Data excerpts:
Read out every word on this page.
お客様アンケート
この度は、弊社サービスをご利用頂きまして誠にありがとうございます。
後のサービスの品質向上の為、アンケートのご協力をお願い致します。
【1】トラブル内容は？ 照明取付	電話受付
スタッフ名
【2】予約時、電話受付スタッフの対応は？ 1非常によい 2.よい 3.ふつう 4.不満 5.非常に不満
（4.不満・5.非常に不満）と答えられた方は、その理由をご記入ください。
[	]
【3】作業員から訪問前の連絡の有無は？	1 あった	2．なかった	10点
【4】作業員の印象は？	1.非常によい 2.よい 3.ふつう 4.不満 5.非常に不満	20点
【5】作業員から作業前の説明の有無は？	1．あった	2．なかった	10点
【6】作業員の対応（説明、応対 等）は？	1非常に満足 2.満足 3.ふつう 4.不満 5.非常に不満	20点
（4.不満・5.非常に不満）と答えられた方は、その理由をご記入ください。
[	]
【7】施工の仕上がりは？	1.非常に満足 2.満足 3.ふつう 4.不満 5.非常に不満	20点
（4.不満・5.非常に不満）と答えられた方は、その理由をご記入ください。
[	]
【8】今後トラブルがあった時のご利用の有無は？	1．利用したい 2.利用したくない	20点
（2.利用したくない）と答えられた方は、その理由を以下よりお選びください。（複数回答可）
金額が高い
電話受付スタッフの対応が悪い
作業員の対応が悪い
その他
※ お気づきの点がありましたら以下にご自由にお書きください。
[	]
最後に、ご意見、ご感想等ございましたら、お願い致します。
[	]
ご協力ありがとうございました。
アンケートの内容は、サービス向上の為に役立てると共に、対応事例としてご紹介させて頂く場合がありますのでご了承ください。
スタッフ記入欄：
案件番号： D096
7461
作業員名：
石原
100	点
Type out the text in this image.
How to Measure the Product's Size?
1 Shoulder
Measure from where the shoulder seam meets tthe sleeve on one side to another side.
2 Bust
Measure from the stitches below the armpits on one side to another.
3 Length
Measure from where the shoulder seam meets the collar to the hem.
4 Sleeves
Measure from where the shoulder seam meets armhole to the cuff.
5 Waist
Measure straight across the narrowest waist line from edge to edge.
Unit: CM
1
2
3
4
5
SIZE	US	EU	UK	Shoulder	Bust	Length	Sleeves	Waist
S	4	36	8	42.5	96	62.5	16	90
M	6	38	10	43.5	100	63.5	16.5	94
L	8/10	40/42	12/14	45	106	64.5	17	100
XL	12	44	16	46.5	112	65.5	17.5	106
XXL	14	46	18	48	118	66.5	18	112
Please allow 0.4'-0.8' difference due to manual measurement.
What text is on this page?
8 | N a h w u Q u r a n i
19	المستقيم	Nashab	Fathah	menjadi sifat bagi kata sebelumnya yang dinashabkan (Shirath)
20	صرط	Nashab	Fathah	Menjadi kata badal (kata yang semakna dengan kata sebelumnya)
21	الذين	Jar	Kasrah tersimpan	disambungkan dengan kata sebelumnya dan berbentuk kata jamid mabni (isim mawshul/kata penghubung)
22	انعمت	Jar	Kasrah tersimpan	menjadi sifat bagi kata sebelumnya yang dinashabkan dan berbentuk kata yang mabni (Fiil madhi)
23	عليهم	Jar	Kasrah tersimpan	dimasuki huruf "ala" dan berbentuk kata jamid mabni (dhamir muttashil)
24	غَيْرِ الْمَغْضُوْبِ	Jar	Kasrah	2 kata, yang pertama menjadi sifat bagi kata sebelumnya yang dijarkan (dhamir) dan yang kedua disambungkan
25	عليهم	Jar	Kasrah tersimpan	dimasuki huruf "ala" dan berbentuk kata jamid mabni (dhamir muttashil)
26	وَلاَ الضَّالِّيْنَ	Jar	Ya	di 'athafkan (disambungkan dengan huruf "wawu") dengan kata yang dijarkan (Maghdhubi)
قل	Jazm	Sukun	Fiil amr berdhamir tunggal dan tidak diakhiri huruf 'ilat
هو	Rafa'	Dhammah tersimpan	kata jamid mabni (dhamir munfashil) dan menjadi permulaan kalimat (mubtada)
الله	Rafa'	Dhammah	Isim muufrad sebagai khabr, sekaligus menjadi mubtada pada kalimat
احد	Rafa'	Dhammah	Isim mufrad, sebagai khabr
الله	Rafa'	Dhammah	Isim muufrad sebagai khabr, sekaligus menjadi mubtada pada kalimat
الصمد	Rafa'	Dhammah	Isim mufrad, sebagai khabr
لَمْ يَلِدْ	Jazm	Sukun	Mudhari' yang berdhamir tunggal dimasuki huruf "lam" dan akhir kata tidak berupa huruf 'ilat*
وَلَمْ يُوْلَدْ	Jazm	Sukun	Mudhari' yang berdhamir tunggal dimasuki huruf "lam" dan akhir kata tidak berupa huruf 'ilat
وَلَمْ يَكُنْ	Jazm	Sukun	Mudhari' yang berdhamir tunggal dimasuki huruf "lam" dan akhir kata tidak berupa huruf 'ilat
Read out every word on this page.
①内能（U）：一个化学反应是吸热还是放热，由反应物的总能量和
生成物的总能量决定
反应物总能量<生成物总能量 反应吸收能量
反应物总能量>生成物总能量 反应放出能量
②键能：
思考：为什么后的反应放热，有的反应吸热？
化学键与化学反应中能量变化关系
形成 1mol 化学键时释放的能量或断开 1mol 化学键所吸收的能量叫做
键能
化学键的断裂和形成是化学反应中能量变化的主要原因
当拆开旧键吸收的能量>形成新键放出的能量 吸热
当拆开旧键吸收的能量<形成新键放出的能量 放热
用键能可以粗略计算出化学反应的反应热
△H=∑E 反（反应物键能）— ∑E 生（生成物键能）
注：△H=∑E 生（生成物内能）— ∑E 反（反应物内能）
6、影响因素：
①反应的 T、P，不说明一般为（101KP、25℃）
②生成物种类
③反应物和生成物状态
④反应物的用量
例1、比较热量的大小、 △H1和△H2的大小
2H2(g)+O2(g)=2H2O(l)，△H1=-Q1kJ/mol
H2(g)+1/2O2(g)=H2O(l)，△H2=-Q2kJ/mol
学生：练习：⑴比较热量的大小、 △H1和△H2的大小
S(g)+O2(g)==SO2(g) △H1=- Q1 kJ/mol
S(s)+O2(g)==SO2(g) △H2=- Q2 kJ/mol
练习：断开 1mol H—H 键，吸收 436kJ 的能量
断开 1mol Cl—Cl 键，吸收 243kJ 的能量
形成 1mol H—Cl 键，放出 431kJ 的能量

**What to work on**.
Print all of the entries exactly as they appear.

**Final result**.
Read out every word on this page.
お客様アンケート
この度は、弊社サービスをご利用頂きまして誠にありがとうございます。
後のサービスの品質向上の為、アンケートのご協力をお願い致します。
【1】トラブル内容は？ 照明取付	電話受付
スタッフ名
【2】予約時、電話受付スタッフの対応は？ 1非常によい 2.よい 3.ふつう 4.不満 5.非常に不満
（4.不満・5.非常に不満）と答えられた方は、その理由をご記入ください。
[	]
【3】作業員から訪問前の連絡の有無は？	1 あった	2．なかった	10点
【4】作業員の印象は？	1.非常によい 2.よい 3.ふつう 4.不満 5.非常に不満	20点
【5】作業員から作業前の説明の有無は？	1．あった	2．なかった	10点
【6】作業員の対応（説明、応対 等）は？	1非常に満足 2.満足 3.ふつう 4.不満 5.非常に不満	20点
（4.不満・5.非常に不満）と答えられた方は、その理由をご記入ください。
[	]
【7】施工の仕上がりは？	1.非常に満足 2.満足 3.ふつう 4.不満 5.非常に不満	20点
（4.不満・5.非常に不満）と答えられた方は、その理由をご記入ください。
[	]
【8】今後トラブルがあった時のご利用の有無は？	1．利用したい 2.利用したくない	20点
（2.利用したくない）と答えられた方は、その理由を以下よりお選びください。（複数回答可）
金額が高い
電話受付スタッフの対応が悪い
作業員の対応が悪い
その他
※ お気づきの点がありましたら以下にご自由にお書きください。
[	]
最後に、ご意見、ご感想等ございましたら、お願い致します。
[	]
ご協力ありがとうございました。
アンケートの内容は、サービス向上の為に役立てると共に、対応事例としてご紹介させて頂く場合がありますのでご了承ください。
スタッフ記入欄：
案件番号： D096
7461
作業員名：
石原
100	点
Type out the text in this image.
How to Measure the Product's Size?
1 Shoulder
Measure from where the shoulder seam meets tthe sleeve on one side to another side.
2 Bust
Measure from the stitches below the armpits on one side to another.
3 Length
Measure from where the shoulder seam meets the collar to the hem.
4 Sleeves
Measure from where the shoulder seam meets armhole to the cuff.
5 Waist
Measure straight across the narrowest waist line from edge to edge.
Unit: CM
1
2
3
4
5
SIZE	US	EU	UK	Shoulder	Bust	Length	Sleeves	Waist
S	4	36	8	42.5	96	62.5	16	90
M	6	38	10	43.5	100	63.5	16.5	94
L	8/10	40/42	12/14	45	106	64.5	17	100
XL	12	44	16	46.5	112	65.5	17.5	106
XXL	14	46	18	48	118	66.5	18	112
Please allow 0.4'-0.8' difference due to manual measurement.
What text is on this page?
8 | N a h w u Q u r a n i
19	المستقيم	Nashab	Fathah	menjadi sifat bagi kata sebelumnya yang dinashabkan (Shirath)
20	صرط	Nashab	Fathah	Menjadi kata badal (kata yang semakna dengan kata sebelumnya)
21	الذين	Jar	Kasrah tersimpan	disambungkan dengan kata sebelumnya dan berbentuk kata jamid mabni (isim mawshul/kata penghubung)
22	انعمت	Jar	Kasrah tersimpan	menjadi sifat bagi kata sebelumnya yang dinashabkan dan berbentuk kata yang mabni (Fiil madhi)
23	عليهم	Jar	Kasrah tersimpan	dimasuki huruf "ala" dan berbentuk kata jamid mabni (dhamir muttashil)
24	غَيْرِ الْمَغْضُوْبِ	Jar	Kasrah	2 kata, yang pertama menjadi sifat bagi kata sebelumnya yang dijarkan (dhamir) dan yang kedua disambungkan
25	عليهم	Jar	Kasrah tersimpan	dimasuki huruf "ala" dan berbentuk kata jamid mabni (dhamir muttashil)
26	وَلاَ الضَّالِّيْنَ	Jar	Ya	di 'athafkan (disambungkan dengan huruf "wawu") dengan kata yang dijarkan (Maghdhubi)
قل	Jazm	Sukun	Fiil amr berdhamir tunggal dan tidak diakhiri huruf 'ilat
هو	Rafa'	Dhammah tersimpan	kata jamid mabni (dhamir munfashil) dan menjadi permulaan kalimat (mubtada)
الله	Rafa'	Dhammah	Isim muufrad sebagai khabr, sekaligus menjadi mubtada pada kalimat
احد	Rafa'	Dhammah	Isim mufrad, sebagai khabr
الله	Rafa'	Dhammah	Isim muufrad sebagai khabr, sekaligus menjadi mubtada pada kalimat
الصمد	Rafa'	Dhammah	Isim mufrad, sebagai khabr
لَمْ يَلِدْ	Jazm	Sukun	Mudhari' yang berdhamir tunggal dimasuki huruf "lam" dan akhir kata tidak berupa huruf 'ilat*
وَلَمْ يُوْلَدْ	Jazm	Sukun	Mudhari' yang berdhamir tunggal dimasuki huruf "lam" dan akhir kata tidak berupa huruf 'ilat
وَلَمْ يَكُنْ	Jazm	Sukun	Mudhari' yang berdhamir tunggal dimasuki huruf "lam" dan akhir kata tidak berupa huruf 'ilat
Read out every word on this page.
①内能（U）：一个化学反应是吸热还是放热，由反应物的总能量和
生成物的总能量决定
反应物总能量<生成物总能量 反应吸收能量
反应物总能量>生成物总能量 反应放出能量
②键能：
思考：为什么后的反应放热，有的反应吸热？
化学键与化学反应中能量变化关系
形成 1mol 化学键时释放的能量或断开 1mol 化学键所吸收的能量叫做
键能
化学键的断裂和形成是化学反应中能量变化的主要原因
当拆开旧键吸收的能量>形成新键放出的能量 吸热
当拆开旧键吸收的能量<形成新键放出的能量 放热
用键能可以粗略计算出化学反应的反应热
△H=∑E 反（反应物键能）— ∑E 生（生成物键能）
注：△H=∑E 生（生成物内能）— ∑E 反（反应物内能）
6、影响因素：
①反应的 T、P，不说明一般为（101KP、25℃）
②生成物种类
③反应物和生成物状态
④反应物的用量
例1、比较热量的大小、 △H1和△H2的大小
2H2(g)+O2(g)=2H2O(l)，△H1=-Q1kJ/mol
H2(g)+1/2O2(g)=H2O(l)，△H2=-Q2kJ/mol
学生：练习：⑴比较热量的大小、 △H1和△H2的大小
S(g)+O2(g)==SO2(g) △H1=- Q1 kJ/mol
S(s)+O2(g)==SO2(g) △H2=- Q2 kJ/mol
练习：断开 1mol H—H 键，吸收 436kJ 的能量
断开 1mol Cl—Cl 键，吸收 243kJ 的能量
形成 1mol H—Cl 键，放出 431kJ 的能量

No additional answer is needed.